* [WRITTEN PROBLEM]: Read the data and repeat it in full, exactly.

* [PROVIDED INFORMATION]:
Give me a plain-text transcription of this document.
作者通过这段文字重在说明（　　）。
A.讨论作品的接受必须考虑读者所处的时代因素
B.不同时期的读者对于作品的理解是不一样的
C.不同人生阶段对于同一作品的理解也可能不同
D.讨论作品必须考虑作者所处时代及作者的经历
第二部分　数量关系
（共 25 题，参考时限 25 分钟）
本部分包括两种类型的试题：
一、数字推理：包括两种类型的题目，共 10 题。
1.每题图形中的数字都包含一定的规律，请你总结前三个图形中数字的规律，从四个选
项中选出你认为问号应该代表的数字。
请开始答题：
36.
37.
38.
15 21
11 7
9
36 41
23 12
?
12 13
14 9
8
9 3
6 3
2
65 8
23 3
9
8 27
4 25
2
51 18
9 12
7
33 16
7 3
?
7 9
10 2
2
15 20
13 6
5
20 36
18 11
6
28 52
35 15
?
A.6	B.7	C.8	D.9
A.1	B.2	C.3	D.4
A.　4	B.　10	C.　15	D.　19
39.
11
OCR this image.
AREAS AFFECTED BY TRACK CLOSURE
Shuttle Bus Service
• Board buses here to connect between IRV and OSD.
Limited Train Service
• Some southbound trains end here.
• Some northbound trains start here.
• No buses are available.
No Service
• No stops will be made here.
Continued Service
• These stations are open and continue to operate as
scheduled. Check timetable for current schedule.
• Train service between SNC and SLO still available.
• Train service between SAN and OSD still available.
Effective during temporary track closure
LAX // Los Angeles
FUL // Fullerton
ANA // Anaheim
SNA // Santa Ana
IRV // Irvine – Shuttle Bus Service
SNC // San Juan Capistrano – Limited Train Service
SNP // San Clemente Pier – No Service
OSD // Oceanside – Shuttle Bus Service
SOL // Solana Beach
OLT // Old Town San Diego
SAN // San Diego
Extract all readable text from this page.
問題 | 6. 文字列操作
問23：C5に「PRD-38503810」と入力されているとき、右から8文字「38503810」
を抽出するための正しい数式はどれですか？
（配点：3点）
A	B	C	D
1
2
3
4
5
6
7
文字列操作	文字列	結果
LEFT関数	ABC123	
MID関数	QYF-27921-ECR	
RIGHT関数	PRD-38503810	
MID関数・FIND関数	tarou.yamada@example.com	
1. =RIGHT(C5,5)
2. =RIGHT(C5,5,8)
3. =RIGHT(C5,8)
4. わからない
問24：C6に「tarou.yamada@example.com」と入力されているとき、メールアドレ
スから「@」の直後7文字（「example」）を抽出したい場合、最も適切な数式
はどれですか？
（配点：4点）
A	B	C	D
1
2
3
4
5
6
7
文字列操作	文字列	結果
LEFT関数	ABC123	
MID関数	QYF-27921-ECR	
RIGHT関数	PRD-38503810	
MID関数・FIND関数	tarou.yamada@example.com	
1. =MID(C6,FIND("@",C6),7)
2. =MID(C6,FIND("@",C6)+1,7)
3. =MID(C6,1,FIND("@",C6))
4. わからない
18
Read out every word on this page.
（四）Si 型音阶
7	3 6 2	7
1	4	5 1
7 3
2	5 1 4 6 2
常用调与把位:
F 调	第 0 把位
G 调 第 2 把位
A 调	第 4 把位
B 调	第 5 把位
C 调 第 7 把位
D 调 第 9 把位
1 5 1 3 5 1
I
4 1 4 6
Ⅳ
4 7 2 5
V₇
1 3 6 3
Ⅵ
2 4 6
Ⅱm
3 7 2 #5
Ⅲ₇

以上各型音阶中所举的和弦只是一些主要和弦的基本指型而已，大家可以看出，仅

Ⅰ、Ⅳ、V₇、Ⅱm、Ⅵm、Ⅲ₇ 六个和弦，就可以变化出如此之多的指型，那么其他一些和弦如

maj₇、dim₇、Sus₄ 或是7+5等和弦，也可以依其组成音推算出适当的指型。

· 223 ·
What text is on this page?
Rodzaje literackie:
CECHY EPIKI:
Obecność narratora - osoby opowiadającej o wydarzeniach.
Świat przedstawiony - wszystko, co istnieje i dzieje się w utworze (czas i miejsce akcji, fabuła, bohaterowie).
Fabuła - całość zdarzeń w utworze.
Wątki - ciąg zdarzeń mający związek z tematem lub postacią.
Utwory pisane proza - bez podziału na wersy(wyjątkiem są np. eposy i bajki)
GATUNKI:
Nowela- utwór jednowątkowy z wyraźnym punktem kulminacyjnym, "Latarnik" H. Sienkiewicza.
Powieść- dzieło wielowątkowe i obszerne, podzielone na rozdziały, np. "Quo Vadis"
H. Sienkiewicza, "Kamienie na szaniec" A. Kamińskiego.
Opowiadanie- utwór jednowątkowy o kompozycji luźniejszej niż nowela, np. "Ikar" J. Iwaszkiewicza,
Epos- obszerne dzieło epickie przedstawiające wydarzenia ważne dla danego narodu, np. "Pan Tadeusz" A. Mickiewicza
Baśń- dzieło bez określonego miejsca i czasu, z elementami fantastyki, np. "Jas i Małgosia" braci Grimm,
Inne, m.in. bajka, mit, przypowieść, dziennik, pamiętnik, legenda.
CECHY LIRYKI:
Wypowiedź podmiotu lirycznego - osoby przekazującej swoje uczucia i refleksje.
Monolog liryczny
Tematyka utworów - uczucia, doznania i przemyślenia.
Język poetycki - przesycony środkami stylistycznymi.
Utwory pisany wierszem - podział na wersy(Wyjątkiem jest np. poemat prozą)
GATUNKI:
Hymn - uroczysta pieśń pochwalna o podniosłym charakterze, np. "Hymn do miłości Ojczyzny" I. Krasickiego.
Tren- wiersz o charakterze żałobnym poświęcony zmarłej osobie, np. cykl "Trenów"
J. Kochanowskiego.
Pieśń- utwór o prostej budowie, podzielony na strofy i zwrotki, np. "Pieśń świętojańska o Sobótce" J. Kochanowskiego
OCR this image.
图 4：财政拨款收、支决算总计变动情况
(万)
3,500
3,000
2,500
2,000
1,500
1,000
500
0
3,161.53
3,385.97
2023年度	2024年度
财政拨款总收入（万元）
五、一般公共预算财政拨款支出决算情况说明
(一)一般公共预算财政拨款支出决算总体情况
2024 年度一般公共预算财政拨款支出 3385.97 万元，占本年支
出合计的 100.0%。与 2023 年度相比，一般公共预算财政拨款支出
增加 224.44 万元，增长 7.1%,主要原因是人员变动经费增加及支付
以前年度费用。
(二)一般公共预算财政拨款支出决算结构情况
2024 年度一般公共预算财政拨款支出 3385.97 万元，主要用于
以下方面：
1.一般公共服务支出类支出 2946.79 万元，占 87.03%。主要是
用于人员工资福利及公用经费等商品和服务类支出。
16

* [EXPECTED OUTPUT]:
Give me a plain-text transcription of this document.
作者通过这段文字重在说明（　　）。
A.讨论作品的接受必须考虑读者所处的时代因素
B.不同时期的读者对于作品的理解是不一样的
C.不同人生阶段对于同一作品的理解也可能不同
D.讨论作品必须考虑作者所处时代及作者的经历
第二部分　数量关系
（共 25 题，参考时限 25 分钟）
本部分包括两种类型的试题：
一、数字推理：包括两种类型的题目，共 10 题。
1.每题图形中的数字都包含一定的规律，请你总结前三个图形中数字的规律，从四个选
项中选出你认为问号应该代表的数字。
请开始答题：
36.
37.
38.
15 21
11 7
9
36 41
23 12
?
12 13
14 9
8
9 3
6 3
2
65 8
23 3
9
8 27
4 25
2
51 18
9 12
7
33 16
7 3
?
7 9
10 2
2
15 20
13 6
5
20 36
18 11
6
28 52
35 15
?
A.6	B.7	C.8	D.9
A.1	B.2	C.3	D.4
A.　4	B.　10	C.　15	D.　19
39.
11
OCR this image.
AREAS AFFECTED BY TRACK CLOSURE
Shuttle Bus Service
• Board buses here to connect between IRV and OSD.
Limited Train Service
• Some southbound trains end here.
• Some northbound trains start here.
• No buses are available.
No Service
• No stops will be made here.
Continued Service
• These stations are open and continue to operate as
scheduled. Check timetable for current schedule.
• Train service between SNC and SLO still available.
• Train service between SAN and OSD still available.
Effective during temporary track closure
LAX // Los Angeles
FUL // Fullerton
ANA // Anaheim
SNA // Santa Ana
IRV // Irvine – Shuttle Bus Service
SNC // San Juan Capistrano – Limited Train Service
SNP // San Clemente Pier – No Service
OSD // Oceanside – Shuttle Bus Service
SOL // Solana Beach
OLT // Old Town San Diego
SAN // San Diego
Extract all readable text from this page.
問題 | 6. 文字列操作
問23：C5に「PRD-38503810」と入力されているとき、右から8文字「38503810」
を抽出するための正しい数式はどれですか？
（配点：3点）
A	B	C	D
1
2
3
4
5
6
7
文字列操作	文字列	結果
LEFT関数	ABC123	
MID関数	QYF-27921-ECR	
RIGHT関数	PRD-38503810	
MID関数・FIND関数	tarou.yamada@example.com	
1. =RIGHT(C5,5)
2. =RIGHT(C5,5,8)
3. =RIGHT(C5,8)
4. わからない
問24：C6に「tarou.yamada@example.com」と入力されているとき、メールアドレ
スから「@」の直後7文字（「example」）を抽出したい場合、最も適切な数式
はどれですか？
（配点：4点）
A	B	C	D
1
2
3
4
5
6
7
文字列操作	文字列	結果
LEFT関数	ABC123	
MID関数	QYF-27921-ECR	
RIGHT関数	PRD-38503810	
MID関数・FIND関数	tarou.yamada@example.com	
1. =MID(C6,FIND("@",C6),7)
2. =MID(C6,FIND("@",C6)+1,7)
3. =MID(C6,1,FIND("@",C6))
4. わからない
18
Read out every word on this page.
（四）Si 型音阶
7	3 6 2	7
1	4	5 1
7 3
2	5 1 4 6 2
常用调与把位:
F 调	第 0 把位
G 调 第 2 把位
A 调	第 4 把位
B 调	第 5 把位
C 调 第 7 把位
D 调 第 9 把位
1 5 1 3 5 1
I
4 1 4 6
Ⅳ
4 7 2 5
V₇
1 3 6 3
Ⅵ
2 4 6
Ⅱm
3 7 2 #5
Ⅲ₇

以上各型音阶中所举的和弦只是一些主要和弦的基本指型而已，大家可以看出，仅

Ⅰ、Ⅳ、V₇、Ⅱm、Ⅵm、Ⅲ₇ 六个和弦，就可以变化出如此之多的指型，那么其他一些和弦如

maj₇、dim₇、Sus₄ 或是7+5等和弦，也可以依其组成音推算出适当的指型。

· 223 ·
What text is on this page?
Rodzaje literackie:
CECHY EPIKI:
Obecność narratora - osoby opowiadającej o wydarzeniach.
Świat przedstawiony - wszystko, co istnieje i dzieje się w utworze (czas i miejsce akcji, fabuła, bohaterowie).
Fabuła - całość zdarzeń w utworze.
Wątki - ciąg zdarzeń mający związek z tematem lub postacią.
Utwory pisane proza - bez podziału na wersy(wyjątkiem są np. eposy i bajki)
GATUNKI:
Nowela- utwór jednowątkowy z wyraźnym punktem kulminacyjnym, "Latarnik" H. Sienkiewicza.
Powieść- dzieło wielowątkowe i obszerne, podzielone na rozdziały, np. "Quo Vadis"
H. Sienkiewicza, "Kamienie na szaniec" A. Kamińskiego.
Opowiadanie- utwór jednowątkowy o kompozycji luźniejszej niż nowela, np. "Ikar" J. Iwaszkiewicza,
Epos- obszerne dzieło epickie przedstawiające wydarzenia ważne dla danego narodu, np. "Pan Tadeusz" A. Mickiewicza
Baśń- dzieło bez określonego miejsca i czasu, z elementami fantastyki, np. "Jas i Małgosia" braci Grimm,
Inne, m.in. bajka, mit, przypowieść, dziennik, pamiętnik, legenda.
CECHY LIRYKI:
Wypowiedź podmiotu lirycznego - osoby przekazującej swoje uczucia i refleksje.
Monolog liryczny
Tematyka utworów - uczucia, doznania i przemyślenia.
Język poetycki - przesycony środkami stylistycznymi.
Utwory pisany wierszem - podział na wersy(Wyjątkiem jest np. poemat prozą)
GATUNKI:
Hymn - uroczysta pieśń pochwalna o podniosłym charakterze, np. "Hymn do miłości Ojczyzny" I. Krasickiego.
Tren- wiersz o charakterze żałobnym poświęcony zmarłej osobie, np. cykl "Trenów"
J. Kochanowskiego.
Pieśń- utwór o prostej budowie, podzielony na strofy i zwrotki, np. "Pieśń świętojańska o Sobótce" J. Kochanowskiego
OCR this image.
图 4：财政拨款收、支决算总计变动情况
(万)
3,500
3,000
2,500
2,000
1,500
1,000
500
0
3,161.53
3,385.97
2023年度	2024年度
财政拨款总收入（万元）
五、一般公共预算财政拨款支出决算情况说明
(一)一般公共预算财政拨款支出决算总体情况
2024 年度一般公共预算财政拨款支出 3385.97 万元，占本年支
出合计的 100.0%。与 2023 年度相比，一般公共预算财政拨款支出
增加 224.44 万元，增长 7.1%,主要原因是人员变动经费增加及支付
以前年度费用。
(二)一般公共预算财政拨款支出决算结构情况
2024 年度一般公共预算财政拨款支出 3385.97 万元，主要用于
以下方面：
1.一般公共服务支出类支出 2946.79 万元，占 87.03%。主要是
用于人员工资福利及公用经费等商品和服务类支出。
16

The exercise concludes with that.